◆ Excerpted records ◆
···

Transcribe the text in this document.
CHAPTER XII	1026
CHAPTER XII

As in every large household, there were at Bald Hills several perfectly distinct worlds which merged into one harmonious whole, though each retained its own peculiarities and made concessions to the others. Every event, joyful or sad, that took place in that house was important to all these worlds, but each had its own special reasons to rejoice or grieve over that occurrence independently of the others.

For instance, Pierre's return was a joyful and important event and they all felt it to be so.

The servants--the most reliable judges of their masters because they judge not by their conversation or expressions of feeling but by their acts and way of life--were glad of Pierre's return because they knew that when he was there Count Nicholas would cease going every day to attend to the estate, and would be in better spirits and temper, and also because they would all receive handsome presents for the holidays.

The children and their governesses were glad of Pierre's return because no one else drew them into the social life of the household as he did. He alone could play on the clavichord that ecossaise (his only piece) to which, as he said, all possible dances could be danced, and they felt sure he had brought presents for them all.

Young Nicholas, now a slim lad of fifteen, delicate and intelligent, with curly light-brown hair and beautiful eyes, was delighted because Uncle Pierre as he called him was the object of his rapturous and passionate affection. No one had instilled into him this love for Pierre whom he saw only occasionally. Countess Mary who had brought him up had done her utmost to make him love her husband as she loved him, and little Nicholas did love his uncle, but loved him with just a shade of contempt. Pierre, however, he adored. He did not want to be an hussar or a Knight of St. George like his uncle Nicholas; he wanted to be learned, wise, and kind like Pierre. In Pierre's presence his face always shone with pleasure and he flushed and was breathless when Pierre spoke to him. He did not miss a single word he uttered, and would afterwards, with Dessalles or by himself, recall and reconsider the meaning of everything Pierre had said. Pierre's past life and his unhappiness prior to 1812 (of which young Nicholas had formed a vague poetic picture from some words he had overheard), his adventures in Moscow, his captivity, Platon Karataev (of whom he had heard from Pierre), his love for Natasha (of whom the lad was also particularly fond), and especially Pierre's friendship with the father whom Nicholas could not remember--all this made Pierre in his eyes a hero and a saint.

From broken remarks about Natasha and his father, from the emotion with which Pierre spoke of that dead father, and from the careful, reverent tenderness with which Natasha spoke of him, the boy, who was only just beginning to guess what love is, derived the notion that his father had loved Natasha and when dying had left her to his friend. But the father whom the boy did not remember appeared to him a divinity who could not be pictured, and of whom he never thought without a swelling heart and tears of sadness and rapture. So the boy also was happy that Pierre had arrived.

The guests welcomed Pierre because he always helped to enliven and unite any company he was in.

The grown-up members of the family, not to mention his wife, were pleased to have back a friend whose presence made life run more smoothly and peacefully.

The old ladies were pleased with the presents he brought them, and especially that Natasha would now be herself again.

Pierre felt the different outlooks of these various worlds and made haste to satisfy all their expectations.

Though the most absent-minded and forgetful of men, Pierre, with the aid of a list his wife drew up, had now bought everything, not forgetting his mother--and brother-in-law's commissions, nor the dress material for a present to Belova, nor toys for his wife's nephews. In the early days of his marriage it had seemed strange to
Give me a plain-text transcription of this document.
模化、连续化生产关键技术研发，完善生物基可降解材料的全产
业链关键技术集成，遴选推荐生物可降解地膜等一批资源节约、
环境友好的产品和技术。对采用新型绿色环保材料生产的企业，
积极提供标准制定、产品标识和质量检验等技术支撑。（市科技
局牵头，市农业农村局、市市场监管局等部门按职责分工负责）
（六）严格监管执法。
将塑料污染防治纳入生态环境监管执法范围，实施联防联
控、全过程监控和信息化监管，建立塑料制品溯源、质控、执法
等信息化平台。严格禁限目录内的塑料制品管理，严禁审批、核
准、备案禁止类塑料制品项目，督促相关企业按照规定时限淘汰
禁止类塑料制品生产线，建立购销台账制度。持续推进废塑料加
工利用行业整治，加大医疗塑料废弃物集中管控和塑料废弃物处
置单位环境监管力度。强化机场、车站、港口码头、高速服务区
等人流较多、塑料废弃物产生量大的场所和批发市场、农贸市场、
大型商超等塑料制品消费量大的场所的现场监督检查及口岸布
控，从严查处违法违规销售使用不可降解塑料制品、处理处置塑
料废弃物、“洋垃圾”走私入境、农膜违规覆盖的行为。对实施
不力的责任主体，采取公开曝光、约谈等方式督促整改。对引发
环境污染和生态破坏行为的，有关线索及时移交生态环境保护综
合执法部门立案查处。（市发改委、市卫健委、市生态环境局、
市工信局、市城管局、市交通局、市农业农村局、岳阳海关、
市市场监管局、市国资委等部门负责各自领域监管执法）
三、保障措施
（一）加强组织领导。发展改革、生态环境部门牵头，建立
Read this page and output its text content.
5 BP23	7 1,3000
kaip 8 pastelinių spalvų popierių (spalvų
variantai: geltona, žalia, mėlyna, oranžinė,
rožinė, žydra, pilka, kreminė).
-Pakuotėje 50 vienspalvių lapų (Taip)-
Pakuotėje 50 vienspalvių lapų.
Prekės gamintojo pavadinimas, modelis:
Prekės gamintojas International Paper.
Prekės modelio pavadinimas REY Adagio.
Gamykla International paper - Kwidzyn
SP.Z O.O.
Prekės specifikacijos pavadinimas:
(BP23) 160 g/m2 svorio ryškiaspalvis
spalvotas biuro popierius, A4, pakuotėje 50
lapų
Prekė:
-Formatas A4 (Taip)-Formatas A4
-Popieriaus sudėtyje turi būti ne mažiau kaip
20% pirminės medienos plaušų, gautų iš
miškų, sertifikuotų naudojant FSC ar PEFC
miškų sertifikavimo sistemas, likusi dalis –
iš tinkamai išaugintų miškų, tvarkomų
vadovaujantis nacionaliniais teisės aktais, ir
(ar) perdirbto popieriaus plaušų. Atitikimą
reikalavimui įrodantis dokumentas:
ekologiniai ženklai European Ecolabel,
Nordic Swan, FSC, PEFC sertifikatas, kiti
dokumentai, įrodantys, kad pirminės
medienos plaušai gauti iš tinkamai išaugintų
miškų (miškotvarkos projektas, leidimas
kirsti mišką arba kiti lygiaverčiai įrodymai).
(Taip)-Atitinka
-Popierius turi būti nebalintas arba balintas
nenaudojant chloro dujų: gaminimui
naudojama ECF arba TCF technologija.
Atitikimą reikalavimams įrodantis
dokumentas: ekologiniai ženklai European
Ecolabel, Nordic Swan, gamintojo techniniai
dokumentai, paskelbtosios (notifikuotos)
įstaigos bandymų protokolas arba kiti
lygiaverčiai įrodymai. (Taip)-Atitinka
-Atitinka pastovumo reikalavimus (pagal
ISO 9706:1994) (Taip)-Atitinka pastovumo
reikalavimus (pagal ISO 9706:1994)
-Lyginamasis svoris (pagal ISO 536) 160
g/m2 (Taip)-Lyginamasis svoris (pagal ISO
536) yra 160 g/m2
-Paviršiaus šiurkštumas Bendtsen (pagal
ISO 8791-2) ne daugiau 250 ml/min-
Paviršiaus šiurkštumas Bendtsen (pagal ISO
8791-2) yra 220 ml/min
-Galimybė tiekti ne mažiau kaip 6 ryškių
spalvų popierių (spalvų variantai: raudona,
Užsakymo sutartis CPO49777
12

···

◆ Required task ◆
Quote the data above in full, changing nothing.

◆ Full answer ◆
Transcribe the text in this document.
CHAPTER XII	1026
CHAPTER XII

As in every large household, there were at Bald Hills several perfectly distinct worlds which merged into one harmonious whole, though each retained its own peculiarities and made concessions to the others. Every event, joyful or sad, that took place in that house was important to all these worlds, but each had its own special reasons to rejoice or grieve over that occurrence independently of the others.

For instance, Pierre's return was a joyful and important event and they all felt it to be so.

The servants--the most reliable judges of their masters because they judge not by their conversation or expressions of feeling but by their acts and way of life--were glad of Pierre's return because they knew that when he was there Count Nicholas would cease going every day to attend to the estate, and would be in better spirits and temper, and also because they would all receive handsome presents for the holidays.

The children and their governesses were glad of Pierre's return because no one else drew them into the social life of the household as he did. He alone could play on the clavichord that ecossaise (his only piece) to which, as he said, all possible dances could be danced, and they felt sure he had brought presents for them all.

Young Nicholas, now a slim lad of fifteen, delicate and intelligent, with curly light-brown hair and beautiful eyes, was delighted because Uncle Pierre as he called him was the object of his rapturous and passionate affection. No one had instilled into him this love for Pierre whom he saw only occasionally. Countess Mary who had brought him up had done her utmost to make him love her husband as she loved him, and little Nicholas did love his uncle, but loved him with just a shade of contempt. Pierre, however, he adored. He did not want to be an hussar or a Knight of St. George like his uncle Nicholas; he wanted to be learned, wise, and kind like Pierre. In Pierre's presence his face always shone with pleasure and he flushed and was breathless when Pierre spoke to him. He did not miss a single word he uttered, and would afterwards, with Dessalles or by himself, recall and reconsider the meaning of everything Pierre had said. Pierre's past life and his unhappiness prior to 1812 (of which young Nicholas had formed a vague poetic picture from some words he had overheard), his adventures in Moscow, his captivity, Platon Karataev (of whom he had heard from Pierre), his love for Natasha (of whom the lad was also particularly fond), and especially Pierre's friendship with the father whom Nicholas could not remember--all this made Pierre in his eyes a hero and a saint.

From broken remarks about Natasha and his father, from the emotion with which Pierre spoke of that dead father, and from the careful, reverent tenderness with which Natasha spoke of him, the boy, who was only just beginning to guess what love is, derived the notion that his father had loved Natasha and when dying had left her to his friend. But the father whom the boy did not remember appeared to him a divinity who could not be pictured, and of whom he never thought without a swelling heart and tears of sadness and rapture. So the boy also was happy that Pierre had arrived.

The guests welcomed Pierre because he always helped to enliven and unite any company he was in.

The grown-up members of the family, not to mention his wife, were pleased to have back a friend whose presence made life run more smoothly and peacefully.

The old ladies were pleased with the presents he brought them, and especially that Natasha would now be herself again.

Pierre felt the different outlooks of these various worlds and made haste to satisfy all their expectations.

Though the most absent-minded and forgetful of men, Pierre, with the aid of a list his wife drew up, had now bought everything, not forgetting his mother--and brother-in-law's commissions, nor the dress material for a present to Belova, nor toys for his wife's nephews. In the early days of his marriage it had seemed strange to
Give me a plain-text transcription of this document.
模化、连续化生产关键技术研发，完善生物基可降解材料的全产
业链关键技术集成，遴选推荐生物可降解地膜等一批资源节约、
环境友好的产品和技术。对采用新型绿色环保材料生产的企业，
积极提供标准制定、产品标识和质量检验等技术支撑。（市科技
局牵头，市农业农村局、市市场监管局等部门按职责分工负责）
（六）严格监管执法。
将塑料污染防治纳入生态环境监管执法范围，实施联防联
控、全过程监控和信息化监管，建立塑料制品溯源、质控、执法
等信息化平台。严格禁限目录内的塑料制品管理，严禁审批、核
准、备案禁止类塑料制品项目，督促相关企业按照规定时限淘汰
禁止类塑料制品生产线，建立购销台账制度。持续推进废塑料加
工利用行业整治，加大医疗塑料废弃物集中管控和塑料废弃物处
置单位环境监管力度。强化机场、车站、港口码头、高速服务区
等人流较多、塑料废弃物产生量大的场所和批发市场、农贸市场、
大型商超等塑料制品消费量大的场所的现场监督检查及口岸布
控，从严查处违法违规销售使用不可降解塑料制品、处理处置塑
料废弃物、“洋垃圾”走私入境、农膜违规覆盖的行为。对实施
不力的责任主体，采取公开曝光、约谈等方式督促整改。对引发
环境污染和生态破坏行为的，有关线索及时移交生态环境保护综
合执法部门立案查处。（市发改委、市卫健委、市生态环境局、
市工信局、市城管局、市交通局、市农业农村局、岳阳海关、
市市场监管局、市国资委等部门负责各自领域监管执法）
三、保障措施
（一）加强组织领导。发展改革、生态环境部门牵头，建立
Read this page and output its text content.
5 BP23	7 1,3000
kaip 8 pastelinių spalvų popierių (spalvų
variantai: geltona, žalia, mėlyna, oranžinė,
rožinė, žydra, pilka, kreminė).
-Pakuotėje 50 vienspalvių lapų (Taip)-
Pakuotėje 50 vienspalvių lapų.
Prekės gamintojo pavadinimas, modelis:
Prekės gamintojas International Paper.
Prekės modelio pavadinimas REY Adagio.
Gamykla International paper - Kwidzyn
SP.Z O.O.
Prekės specifikacijos pavadinimas:
(BP23) 160 g/m2 svorio ryškiaspalvis
spalvotas biuro popierius, A4, pakuotėje 50
lapų
Prekė:
-Formatas A4 (Taip)-Formatas A4
-Popieriaus sudėtyje turi būti ne mažiau kaip
20% pirminės medienos plaušų, gautų iš
miškų, sertifikuotų naudojant FSC ar PEFC
miškų sertifikavimo sistemas, likusi dalis –
iš tinkamai išaugintų miškų, tvarkomų
vadovaujantis nacionaliniais teisės aktais, ir
(ar) perdirbto popieriaus plaušų. Atitikimą
reikalavimui įrodantis dokumentas:
ekologiniai ženklai European Ecolabel,
Nordic Swan, FSC, PEFC sertifikatas, kiti
dokumentai, įrodantys, kad pirminės
medienos plaušai gauti iš tinkamai išaugintų
miškų (miškotvarkos projektas, leidimas
kirsti mišką arba kiti lygiaverčiai įrodymai).
(Taip)-Atitinka
-Popierius turi būti nebalintas arba balintas
nenaudojant chloro dujų: gaminimui
naudojama ECF arba TCF technologija.
Atitikimą reikalavimams įrodantis
dokumentas: ekologiniai ženklai European
Ecolabel, Nordic Swan, gamintojo techniniai
dokumentai, paskelbtosios (notifikuotos)
įstaigos bandymų protokolas arba kiti
lygiaverčiai įrodymai. (Taip)-Atitinka
-Atitinka pastovumo reikalavimus (pagal
ISO 9706:1994) (Taip)-Atitinka pastovumo
reikalavimus (pagal ISO 9706:1994)
-Lyginamasis svoris (pagal ISO 536) 160
g/m2 (Taip)-Lyginamasis svoris (pagal ISO
536) yra 160 g/m2
-Paviršiaus šiurkštumas Bendtsen (pagal
ISO 8791-2) ne daugiau 250 ml/min-
Paviršiaus šiurkštumas Bendtsen (pagal ISO
8791-2) yra 220 ml/min
-Galimybė tiekti ne mažiau kaip 6 ryškių
spalvų popierių (spalvų variantai: raudona,
Užsakymo sutartis CPO49777
12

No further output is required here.